* **EXERCISE GOAL**
Check every line in the records below for the word "FIELD" and report how many have it, nothing more.
═════ RECORDS FOR PROCESSING
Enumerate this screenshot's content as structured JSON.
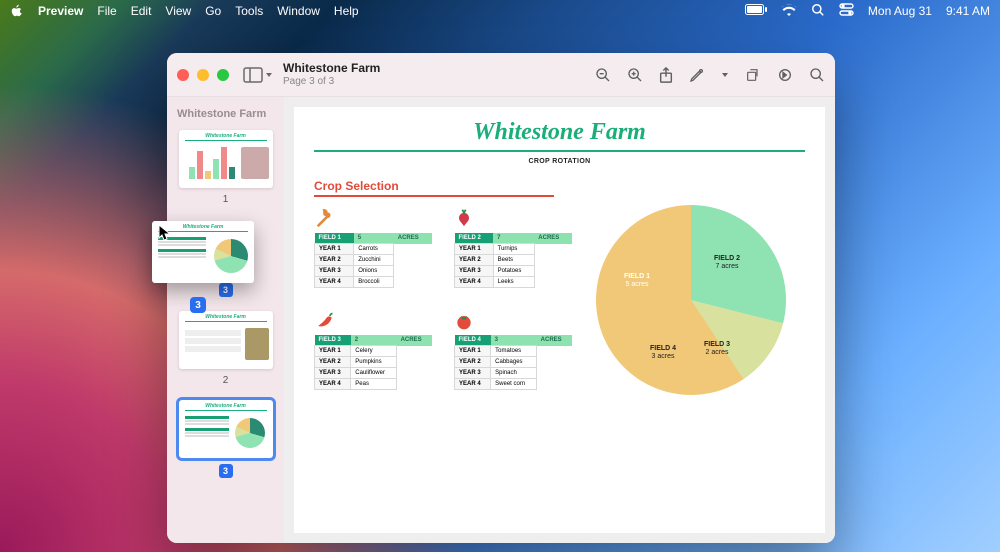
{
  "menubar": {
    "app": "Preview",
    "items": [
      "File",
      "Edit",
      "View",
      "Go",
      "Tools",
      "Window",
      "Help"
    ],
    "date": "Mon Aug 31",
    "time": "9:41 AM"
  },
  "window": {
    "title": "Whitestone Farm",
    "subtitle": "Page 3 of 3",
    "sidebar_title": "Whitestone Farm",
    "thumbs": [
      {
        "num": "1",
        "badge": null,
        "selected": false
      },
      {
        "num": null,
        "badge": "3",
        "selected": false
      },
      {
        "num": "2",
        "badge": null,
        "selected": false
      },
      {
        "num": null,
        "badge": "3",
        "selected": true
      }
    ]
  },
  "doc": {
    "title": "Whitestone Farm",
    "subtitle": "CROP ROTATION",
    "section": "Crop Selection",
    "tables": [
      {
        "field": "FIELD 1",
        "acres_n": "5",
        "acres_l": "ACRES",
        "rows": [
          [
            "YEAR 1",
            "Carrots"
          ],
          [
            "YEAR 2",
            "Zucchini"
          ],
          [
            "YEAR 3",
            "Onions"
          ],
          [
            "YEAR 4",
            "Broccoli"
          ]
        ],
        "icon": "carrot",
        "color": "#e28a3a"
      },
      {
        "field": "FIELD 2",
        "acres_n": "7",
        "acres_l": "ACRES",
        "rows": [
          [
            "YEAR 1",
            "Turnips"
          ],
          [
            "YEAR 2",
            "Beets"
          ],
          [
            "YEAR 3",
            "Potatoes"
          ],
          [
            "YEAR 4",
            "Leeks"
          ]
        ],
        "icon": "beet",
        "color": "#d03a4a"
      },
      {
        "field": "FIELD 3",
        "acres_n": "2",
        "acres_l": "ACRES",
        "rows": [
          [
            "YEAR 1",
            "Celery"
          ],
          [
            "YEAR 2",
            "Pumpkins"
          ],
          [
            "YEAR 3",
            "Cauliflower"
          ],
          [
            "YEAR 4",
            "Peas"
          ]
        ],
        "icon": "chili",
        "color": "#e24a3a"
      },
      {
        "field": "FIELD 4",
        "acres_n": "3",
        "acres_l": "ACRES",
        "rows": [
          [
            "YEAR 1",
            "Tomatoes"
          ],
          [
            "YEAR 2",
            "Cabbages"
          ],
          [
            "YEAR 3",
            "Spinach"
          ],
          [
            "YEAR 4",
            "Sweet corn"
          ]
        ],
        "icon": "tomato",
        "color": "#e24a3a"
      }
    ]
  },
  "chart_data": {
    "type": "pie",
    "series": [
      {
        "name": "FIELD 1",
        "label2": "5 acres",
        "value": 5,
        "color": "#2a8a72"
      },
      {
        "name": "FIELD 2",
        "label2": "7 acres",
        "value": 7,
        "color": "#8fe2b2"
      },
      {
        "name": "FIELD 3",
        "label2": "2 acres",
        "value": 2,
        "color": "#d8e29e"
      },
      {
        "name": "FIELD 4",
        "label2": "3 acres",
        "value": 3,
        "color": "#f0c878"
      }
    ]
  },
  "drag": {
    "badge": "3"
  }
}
══════════
* **RESPONSE TO THIS TASK**
8